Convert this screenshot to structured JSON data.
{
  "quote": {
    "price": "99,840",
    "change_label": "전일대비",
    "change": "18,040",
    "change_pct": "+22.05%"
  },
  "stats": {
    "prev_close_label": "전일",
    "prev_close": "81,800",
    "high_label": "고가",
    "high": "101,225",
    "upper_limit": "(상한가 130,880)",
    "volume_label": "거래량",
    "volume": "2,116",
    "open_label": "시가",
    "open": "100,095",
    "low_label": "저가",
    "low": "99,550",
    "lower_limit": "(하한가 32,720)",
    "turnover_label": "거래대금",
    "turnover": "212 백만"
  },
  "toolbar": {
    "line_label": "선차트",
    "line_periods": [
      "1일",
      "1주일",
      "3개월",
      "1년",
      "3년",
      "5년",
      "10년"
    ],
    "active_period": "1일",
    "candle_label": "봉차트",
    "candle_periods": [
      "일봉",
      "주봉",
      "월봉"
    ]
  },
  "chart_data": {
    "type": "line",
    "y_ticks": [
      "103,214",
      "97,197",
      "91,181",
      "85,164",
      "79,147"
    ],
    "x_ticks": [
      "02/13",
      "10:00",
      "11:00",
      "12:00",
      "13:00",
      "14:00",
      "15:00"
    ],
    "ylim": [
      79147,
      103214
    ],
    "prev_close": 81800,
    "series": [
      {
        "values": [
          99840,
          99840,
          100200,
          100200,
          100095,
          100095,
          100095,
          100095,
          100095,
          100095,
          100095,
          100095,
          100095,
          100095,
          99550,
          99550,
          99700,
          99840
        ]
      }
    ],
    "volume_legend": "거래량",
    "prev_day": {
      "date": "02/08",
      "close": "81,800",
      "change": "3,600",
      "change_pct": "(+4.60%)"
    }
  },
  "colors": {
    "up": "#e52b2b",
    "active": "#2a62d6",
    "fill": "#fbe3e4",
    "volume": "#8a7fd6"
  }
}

──────

Output the listing above exactly as it appears.

— Exercise answer —
Convert this screenshot to structured JSON data.
{
  "quote": {
    "price": "99,840",
    "change_label": "전일대비",
    "change": "18,040",
    "change_pct": "+22.05%"
  },
  "stats": {
    "prev_close_label": "전일",
    "prev_close": "81,800",
    "high_label": "고가",
    "high": "101,225",
    "upper_limit": "(상한가 130,880)",
    "volume_label": "거래량",
    "volume": "2,116",
    "open_label": "시가",
    "open": "100,095",
    "low_label": "저가",
    "low": "99,550",
    "lower_limit": "(하한가 32,720)",
    "turnover_label": "거래대금",
    "turnover": "212 백만"
  },
  "toolbar": {
    "line_label": "선차트",
    "line_periods": [
      "1일",
      "1주일",
      "3개월",
      "1년",
      "3년",
      "5년",
      "10년"
    ],
    "active_period": "1일",
    "candle_label": "봉차트",
    "candle_periods": [
      "일봉",
      "주봉",
      "월봉"
    ]
  },
  "chart_data": {
    "type": "line",
    "y_ticks": [
      "103,214",
      "97,197",
      "91,181",
      "85,164",
      "79,147"
    ],
    "x_ticks": [
      "02/13",
      "10:00",
      "11:00",
      "12:00",
      "13:00",
      "14:00",
      "15:00"
    ],
    "ylim": [
      79147,
      103214
    ],
    "prev_close": 81800,
    "series": [
      {
        "values": [
          99840,
          99840,
          100200,
          100200,
          100095,
          100095,
          100095,
          100095,
          100095,
          100095,
          100095,
          100095,
          100095,
          100095,
          99550,
          99550,
          99700,
          99840
        ]
      }
    ],
    "volume_legend": "거래량",
    "prev_day": {
      "date": "02/08",
      "close": "81,800",
      "change": "3,600",
      "change_pct": "(+4.60%)"
    }
  },
  "colors": {
    "up": "#e52b2b",
    "active": "#2a62d6",
    "fill": "#fbe3e4",
    "volume": "#8a7fd6"
  }
}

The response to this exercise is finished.